- [Supplied information]

===

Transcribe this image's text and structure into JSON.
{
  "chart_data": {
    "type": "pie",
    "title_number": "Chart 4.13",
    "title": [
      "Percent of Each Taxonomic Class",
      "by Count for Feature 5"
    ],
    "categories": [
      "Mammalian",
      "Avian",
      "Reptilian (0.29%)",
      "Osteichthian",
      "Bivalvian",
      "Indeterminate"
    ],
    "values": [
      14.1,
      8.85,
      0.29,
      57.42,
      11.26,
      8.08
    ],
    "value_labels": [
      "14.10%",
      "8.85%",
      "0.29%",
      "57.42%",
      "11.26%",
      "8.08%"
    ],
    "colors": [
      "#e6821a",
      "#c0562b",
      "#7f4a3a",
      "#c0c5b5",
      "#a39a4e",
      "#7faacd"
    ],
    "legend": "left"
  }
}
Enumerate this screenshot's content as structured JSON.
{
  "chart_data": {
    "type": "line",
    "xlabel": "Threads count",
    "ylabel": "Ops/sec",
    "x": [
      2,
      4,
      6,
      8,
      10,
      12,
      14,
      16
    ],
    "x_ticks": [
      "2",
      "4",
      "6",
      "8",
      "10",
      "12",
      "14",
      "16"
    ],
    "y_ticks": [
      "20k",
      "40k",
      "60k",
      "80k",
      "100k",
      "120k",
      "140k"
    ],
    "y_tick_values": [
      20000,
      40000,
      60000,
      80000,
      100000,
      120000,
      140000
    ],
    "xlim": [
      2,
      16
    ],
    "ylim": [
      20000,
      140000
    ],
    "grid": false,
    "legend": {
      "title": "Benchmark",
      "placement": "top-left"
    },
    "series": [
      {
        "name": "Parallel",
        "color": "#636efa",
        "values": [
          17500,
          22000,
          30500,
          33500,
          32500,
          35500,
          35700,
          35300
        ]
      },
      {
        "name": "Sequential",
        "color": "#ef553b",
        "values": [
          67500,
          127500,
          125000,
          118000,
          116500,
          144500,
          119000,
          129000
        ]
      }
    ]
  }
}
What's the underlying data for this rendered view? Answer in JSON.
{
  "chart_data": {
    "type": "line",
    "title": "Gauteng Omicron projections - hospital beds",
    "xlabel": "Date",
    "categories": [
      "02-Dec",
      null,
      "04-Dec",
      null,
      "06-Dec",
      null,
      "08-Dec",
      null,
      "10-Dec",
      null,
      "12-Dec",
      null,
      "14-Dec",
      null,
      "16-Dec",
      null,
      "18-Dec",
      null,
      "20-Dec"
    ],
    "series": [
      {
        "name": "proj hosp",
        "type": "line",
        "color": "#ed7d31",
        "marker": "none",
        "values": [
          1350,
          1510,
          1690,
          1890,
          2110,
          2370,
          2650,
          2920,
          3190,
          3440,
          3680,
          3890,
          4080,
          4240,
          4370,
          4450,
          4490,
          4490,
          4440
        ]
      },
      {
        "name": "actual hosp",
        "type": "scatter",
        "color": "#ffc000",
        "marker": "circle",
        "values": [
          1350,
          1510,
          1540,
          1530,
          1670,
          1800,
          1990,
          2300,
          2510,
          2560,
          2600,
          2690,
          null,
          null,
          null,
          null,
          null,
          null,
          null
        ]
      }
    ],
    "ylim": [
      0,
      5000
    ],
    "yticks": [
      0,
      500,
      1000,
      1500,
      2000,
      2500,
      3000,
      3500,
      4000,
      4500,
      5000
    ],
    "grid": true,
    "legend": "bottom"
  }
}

===

- [Problem statement] Give back the whole listing exactly as it reads.

- [Answer to this problem]
Transcribe this image's text and structure into JSON.
{
  "chart_data": {
    "type": "pie",
    "title_number": "Chart 4.13",
    "title": [
      "Percent of Each Taxonomic Class",
      "by Count for Feature 5"
    ],
    "categories": [
      "Mammalian",
      "Avian",
      "Reptilian (0.29%)",
      "Osteichthian",
      "Bivalvian",
      "Indeterminate"
    ],
    "values": [
      14.1,
      8.85,
      0.29,
      57.42,
      11.26,
      8.08
    ],
    "value_labels": [
      "14.10%",
      "8.85%",
      "0.29%",
      "57.42%",
      "11.26%",
      "8.08%"
    ],
    "colors": [
      "#e6821a",
      "#c0562b",
      "#7f4a3a",
      "#c0c5b5",
      "#a39a4e",
      "#7faacd"
    ],
    "legend": "left"
  }
}
Enumerate this screenshot's content as structured JSON.
{
  "chart_data": {
    "type": "line",
    "xlabel": "Threads count",
    "ylabel": "Ops/sec",
    "x": [
      2,
      4,
      6,
      8,
      10,
      12,
      14,
      16
    ],
    "x_ticks": [
      "2",
      "4",
      "6",
      "8",
      "10",
      "12",
      "14",
      "16"
    ],
    "y_ticks": [
      "20k",
      "40k",
      "60k",
      "80k",
      "100k",
      "120k",
      "140k"
    ],
    "y_tick_values": [
      20000,
      40000,
      60000,
      80000,
      100000,
      120000,
      140000
    ],
    "xlim": [
      2,
      16
    ],
    "ylim": [
      20000,
      140000
    ],
    "grid": false,
    "legend": {
      "title": "Benchmark",
      "placement": "top-left"
    },
    "series": [
      {
        "name": "Parallel",
        "color": "#636efa",
        "values": [
          17500,
          22000,
          30500,
          33500,
          32500,
          35500,
          35700,
          35300
        ]
      },
      {
        "name": "Sequential",
        "color": "#ef553b",
        "values": [
          67500,
          127500,
          125000,
          118000,
          116500,
          144500,
          119000,
          129000
        ]
      }
    ]
  }
}
What's the underlying data for this rendered view? Answer in JSON.
{
  "chart_data": {
    "type": "line",
    "title": "Gauteng Omicron projections - hospital beds",
    "xlabel": "Date",
    "categories": [
      "02-Dec",
      null,
      "04-Dec",
      null,
      "06-Dec",
      null,
      "08-Dec",
      null,
      "10-Dec",
      null,
      "12-Dec",
      null,
      "14-Dec",
      null,
      "16-Dec",
      null,
      "18-Dec",
      null,
      "20-Dec"
    ],
    "series": [
      {
        "name": "proj hosp",
        "type": "line",
        "color": "#ed7d31",
        "marker": "none",
        "values": [
          1350,
          1510,
          1690,
          1890,
          2110,
          2370,
          2650,
          2920,
          3190,
          3440,
          3680,
          3890,
          4080,
          4240,
          4370,
          4450,
          4490,
          4490,
          4440
        ]
      },
      {
        "name": "actual hosp",
        "type": "scatter",
        "color": "#ffc000",
        "marker": "circle",
        "values": [
          1350,
          1510,
          1540,
          1530,
          1670,
          1800,
          1990,
          2300,
          2510,
          2560,
          2600,
          2690,
          null,
          null,
          null,
          null,
          null,
          null,
          null
        ]
      }
    ],
    "ylim": [
      0,
      5000
    ],
    "yticks": [
      0,
      500,
      1000,
      1500,
      2000,
      2500,
      3000,
      3500,
      4000,
      4500,
      5000
    ],
    "grid": true,
    "legend": "bottom"
  }
}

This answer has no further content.